Recorded data:
※ ※ ※

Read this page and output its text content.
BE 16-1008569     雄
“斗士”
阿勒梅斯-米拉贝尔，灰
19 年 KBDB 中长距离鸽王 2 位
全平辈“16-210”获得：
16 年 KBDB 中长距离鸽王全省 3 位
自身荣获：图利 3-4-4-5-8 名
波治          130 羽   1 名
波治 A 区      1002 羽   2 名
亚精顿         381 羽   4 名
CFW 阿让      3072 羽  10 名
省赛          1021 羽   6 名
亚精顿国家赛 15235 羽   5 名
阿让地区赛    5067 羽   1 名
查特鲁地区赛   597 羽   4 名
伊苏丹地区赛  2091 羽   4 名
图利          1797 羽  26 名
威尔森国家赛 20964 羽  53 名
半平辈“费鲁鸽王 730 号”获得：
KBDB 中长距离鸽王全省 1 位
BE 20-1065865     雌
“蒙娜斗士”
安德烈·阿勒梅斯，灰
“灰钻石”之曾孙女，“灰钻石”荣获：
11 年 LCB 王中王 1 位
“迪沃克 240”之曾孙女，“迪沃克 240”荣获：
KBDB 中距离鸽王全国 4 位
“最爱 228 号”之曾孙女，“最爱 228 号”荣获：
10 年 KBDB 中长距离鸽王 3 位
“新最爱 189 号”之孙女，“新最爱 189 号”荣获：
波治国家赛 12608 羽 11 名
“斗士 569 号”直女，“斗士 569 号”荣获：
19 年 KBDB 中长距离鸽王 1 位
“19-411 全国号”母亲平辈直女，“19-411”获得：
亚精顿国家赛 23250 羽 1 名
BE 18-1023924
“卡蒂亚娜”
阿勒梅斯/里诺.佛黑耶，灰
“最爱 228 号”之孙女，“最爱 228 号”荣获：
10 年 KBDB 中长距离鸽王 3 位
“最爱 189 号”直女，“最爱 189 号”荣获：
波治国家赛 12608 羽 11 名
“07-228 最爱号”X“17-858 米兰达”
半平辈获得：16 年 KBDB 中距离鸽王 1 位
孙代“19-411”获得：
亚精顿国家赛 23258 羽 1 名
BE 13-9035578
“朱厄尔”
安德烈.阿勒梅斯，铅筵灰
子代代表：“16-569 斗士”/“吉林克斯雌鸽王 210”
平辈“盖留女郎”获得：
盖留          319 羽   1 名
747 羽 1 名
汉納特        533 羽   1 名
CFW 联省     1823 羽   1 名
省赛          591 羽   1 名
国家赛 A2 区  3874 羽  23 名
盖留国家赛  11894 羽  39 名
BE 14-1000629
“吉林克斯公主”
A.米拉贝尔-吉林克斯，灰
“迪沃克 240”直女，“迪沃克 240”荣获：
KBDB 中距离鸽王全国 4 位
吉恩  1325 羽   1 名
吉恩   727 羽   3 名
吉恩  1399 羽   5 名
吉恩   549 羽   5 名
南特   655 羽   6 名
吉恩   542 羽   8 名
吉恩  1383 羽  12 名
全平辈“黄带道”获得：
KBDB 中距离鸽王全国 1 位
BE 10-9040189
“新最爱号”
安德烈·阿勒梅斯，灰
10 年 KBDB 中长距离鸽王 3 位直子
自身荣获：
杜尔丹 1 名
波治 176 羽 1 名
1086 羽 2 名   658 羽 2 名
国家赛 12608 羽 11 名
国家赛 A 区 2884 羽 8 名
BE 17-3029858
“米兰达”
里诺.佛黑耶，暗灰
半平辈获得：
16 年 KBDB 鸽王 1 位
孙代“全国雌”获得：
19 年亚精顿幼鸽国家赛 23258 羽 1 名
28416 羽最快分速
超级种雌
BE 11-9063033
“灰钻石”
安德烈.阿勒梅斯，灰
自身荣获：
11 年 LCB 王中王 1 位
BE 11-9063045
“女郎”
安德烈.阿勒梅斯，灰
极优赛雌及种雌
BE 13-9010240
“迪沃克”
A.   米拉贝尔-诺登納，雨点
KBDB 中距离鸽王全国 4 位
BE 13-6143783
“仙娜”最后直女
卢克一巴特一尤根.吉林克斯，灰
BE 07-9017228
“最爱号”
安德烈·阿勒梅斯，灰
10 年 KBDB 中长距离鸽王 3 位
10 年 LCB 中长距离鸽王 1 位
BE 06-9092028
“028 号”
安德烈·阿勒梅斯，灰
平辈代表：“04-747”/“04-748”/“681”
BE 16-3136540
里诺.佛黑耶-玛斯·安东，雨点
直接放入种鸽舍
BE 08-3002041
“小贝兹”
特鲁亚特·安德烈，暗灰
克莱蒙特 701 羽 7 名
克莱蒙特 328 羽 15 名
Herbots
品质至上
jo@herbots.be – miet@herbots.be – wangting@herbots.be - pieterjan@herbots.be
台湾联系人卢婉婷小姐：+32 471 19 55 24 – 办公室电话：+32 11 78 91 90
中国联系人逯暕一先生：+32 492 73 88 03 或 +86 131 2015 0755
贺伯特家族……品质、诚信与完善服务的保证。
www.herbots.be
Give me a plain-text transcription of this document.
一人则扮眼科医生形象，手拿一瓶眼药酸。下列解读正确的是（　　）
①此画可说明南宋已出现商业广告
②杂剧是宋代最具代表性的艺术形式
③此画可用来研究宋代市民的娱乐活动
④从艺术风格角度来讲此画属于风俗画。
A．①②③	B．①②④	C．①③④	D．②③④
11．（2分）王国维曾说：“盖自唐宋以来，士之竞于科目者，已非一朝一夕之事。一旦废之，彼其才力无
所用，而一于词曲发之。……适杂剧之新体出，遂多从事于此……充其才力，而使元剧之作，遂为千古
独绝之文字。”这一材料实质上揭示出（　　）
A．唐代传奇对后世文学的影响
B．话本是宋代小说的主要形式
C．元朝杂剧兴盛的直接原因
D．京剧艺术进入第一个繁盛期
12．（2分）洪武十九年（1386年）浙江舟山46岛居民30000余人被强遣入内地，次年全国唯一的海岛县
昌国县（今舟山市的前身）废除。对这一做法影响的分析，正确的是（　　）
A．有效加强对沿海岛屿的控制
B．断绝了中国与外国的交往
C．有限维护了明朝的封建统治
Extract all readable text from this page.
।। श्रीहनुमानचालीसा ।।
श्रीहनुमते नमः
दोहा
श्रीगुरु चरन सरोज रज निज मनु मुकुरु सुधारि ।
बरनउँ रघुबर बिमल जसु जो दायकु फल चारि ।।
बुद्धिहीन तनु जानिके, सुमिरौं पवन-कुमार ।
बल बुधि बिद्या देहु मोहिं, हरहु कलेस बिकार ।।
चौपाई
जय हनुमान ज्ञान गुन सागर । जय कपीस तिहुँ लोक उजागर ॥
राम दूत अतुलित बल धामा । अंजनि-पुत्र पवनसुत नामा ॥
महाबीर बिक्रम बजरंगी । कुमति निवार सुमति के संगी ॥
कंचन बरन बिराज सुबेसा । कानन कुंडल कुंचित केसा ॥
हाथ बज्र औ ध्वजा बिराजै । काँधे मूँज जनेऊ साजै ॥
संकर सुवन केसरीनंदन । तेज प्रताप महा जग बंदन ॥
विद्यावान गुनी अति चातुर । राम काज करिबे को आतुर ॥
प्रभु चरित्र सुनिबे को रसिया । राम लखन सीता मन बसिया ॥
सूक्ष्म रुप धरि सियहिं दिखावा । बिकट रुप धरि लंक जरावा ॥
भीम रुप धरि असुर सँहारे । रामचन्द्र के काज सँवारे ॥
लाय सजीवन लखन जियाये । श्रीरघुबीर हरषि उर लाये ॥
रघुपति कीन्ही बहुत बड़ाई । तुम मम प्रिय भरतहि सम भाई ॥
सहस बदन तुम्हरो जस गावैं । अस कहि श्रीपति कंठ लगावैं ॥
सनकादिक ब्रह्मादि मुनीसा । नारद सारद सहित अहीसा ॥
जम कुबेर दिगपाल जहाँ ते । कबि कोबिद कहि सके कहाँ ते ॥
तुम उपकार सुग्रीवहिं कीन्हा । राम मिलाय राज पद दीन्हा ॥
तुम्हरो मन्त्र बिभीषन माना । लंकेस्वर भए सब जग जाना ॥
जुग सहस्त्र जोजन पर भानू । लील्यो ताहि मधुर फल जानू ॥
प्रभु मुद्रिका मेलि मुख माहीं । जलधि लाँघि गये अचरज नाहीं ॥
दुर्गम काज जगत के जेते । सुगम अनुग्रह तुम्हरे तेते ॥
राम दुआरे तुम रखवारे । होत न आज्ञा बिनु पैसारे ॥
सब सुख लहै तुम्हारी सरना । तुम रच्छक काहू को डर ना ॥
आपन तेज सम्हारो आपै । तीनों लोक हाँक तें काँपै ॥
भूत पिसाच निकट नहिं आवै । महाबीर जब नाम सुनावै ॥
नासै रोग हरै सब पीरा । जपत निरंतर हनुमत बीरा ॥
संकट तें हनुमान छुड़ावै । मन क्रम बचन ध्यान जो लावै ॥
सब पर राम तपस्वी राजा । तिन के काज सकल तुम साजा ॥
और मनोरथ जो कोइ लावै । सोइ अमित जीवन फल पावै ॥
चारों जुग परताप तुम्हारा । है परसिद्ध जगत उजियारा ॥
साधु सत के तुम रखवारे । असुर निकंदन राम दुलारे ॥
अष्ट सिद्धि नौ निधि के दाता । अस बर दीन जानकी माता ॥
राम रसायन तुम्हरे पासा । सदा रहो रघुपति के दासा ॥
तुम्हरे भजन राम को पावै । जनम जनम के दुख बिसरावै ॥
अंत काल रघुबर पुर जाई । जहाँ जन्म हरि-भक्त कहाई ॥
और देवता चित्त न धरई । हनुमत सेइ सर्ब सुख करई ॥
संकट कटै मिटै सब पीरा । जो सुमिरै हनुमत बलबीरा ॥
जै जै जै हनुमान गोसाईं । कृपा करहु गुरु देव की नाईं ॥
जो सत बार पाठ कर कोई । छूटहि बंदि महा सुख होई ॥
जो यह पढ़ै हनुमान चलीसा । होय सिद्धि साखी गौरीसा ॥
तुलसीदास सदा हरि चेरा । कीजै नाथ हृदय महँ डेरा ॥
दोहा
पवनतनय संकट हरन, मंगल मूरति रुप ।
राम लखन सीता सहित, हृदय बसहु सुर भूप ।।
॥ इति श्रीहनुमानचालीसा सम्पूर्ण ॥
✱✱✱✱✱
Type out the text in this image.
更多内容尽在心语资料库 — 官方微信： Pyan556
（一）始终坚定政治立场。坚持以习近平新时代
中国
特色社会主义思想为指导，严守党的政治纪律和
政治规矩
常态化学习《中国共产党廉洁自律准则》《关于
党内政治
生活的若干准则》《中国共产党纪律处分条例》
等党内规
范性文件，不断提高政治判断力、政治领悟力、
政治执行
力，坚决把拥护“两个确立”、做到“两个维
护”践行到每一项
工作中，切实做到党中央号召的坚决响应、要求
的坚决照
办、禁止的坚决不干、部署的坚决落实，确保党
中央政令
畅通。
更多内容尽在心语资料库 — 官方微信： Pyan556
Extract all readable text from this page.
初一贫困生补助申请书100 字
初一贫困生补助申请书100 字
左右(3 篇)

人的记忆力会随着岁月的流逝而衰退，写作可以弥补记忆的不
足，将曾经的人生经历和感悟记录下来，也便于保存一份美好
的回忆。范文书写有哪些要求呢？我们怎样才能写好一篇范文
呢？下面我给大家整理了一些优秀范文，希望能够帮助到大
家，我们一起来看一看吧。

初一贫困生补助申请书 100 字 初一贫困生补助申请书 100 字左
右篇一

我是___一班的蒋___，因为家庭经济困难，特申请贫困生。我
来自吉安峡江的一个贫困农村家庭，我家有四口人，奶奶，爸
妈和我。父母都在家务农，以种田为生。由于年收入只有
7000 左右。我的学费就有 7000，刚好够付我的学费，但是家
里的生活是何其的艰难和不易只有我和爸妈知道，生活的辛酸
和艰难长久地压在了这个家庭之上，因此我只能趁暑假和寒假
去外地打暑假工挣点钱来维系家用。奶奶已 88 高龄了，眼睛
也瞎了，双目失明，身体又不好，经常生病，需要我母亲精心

※ ※ ※

## TASK DETAILS
A single figure is required: the number of lines above in which the word "中长距离鸽王全省" occurs.

## SOLVED EXERCISE
2